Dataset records
>>>>
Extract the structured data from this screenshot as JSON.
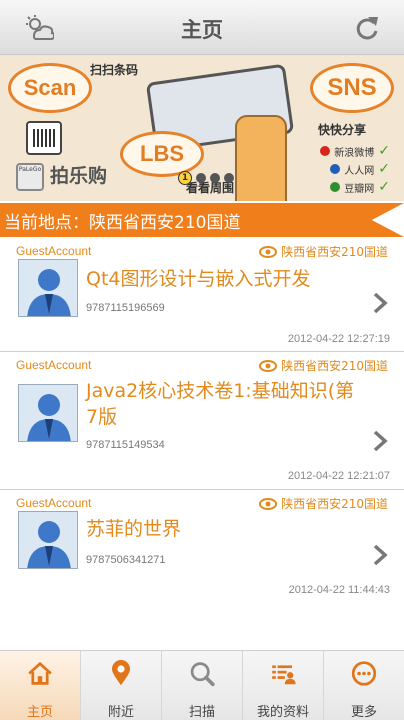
{
  "header": {
    "title": "主页",
    "left_icon": "weather-icon",
    "right_icon": "refresh-icon"
  },
  "banner": {
    "scan_label": "Scan",
    "scan_caption": "扫扫条码",
    "sns_label": "SNS",
    "sns_caption": "快快分享",
    "lbs_label": "LBS",
    "lbs_caption": "看看周围",
    "brand_cn": "拍乐购",
    "brand_logo_text": "PaLeGo",
    "social": [
      "新浪微博",
      "人人网",
      "豆瓣网"
    ],
    "page_indicator": "1"
  },
  "location": {
    "text": "当前地点：陕西省西安210国道"
  },
  "items": [
    {
      "account": "GuestAccount",
      "place": "陕西省西安210国道",
      "title": "Qt4图形设计与嵌入式开发",
      "isbn": "9787115196569",
      "time": "2012-04-22 12:27:19"
    },
    {
      "account": "GuestAccount",
      "place": "陕西省西安210国道",
      "title": "Java2核心技术卷1:基础知识(第7版",
      "isbn": "9787115149534",
      "time": "2012-04-22 12:21:07"
    },
    {
      "account": "GuestAccount",
      "place": "陕西省西安210国道",
      "title": "苏菲的世界",
      "isbn": "9787506341271",
      "time": "2012-04-22 11:44:43"
    }
  ],
  "tabs": [
    {
      "label": "主页",
      "icon": "home-icon",
      "active": true
    },
    {
      "label": "附近",
      "icon": "location-pin-icon",
      "active": false
    },
    {
      "label": "扫描",
      "icon": "magnifier-icon",
      "active": false
    },
    {
      "label": "我的资料",
      "icon": "profile-list-icon",
      "active": false
    },
    {
      "label": "更多",
      "icon": "more-icon",
      "active": false
    }
  ],
  "colors": {
    "accent": "#f07e1a",
    "item_text": "#e28a1c"
  }
}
<<<<
● What the task requires: Among the entries, how many lines contain the string "isbn"? Give the number without anything else.

● Exercise solution: 3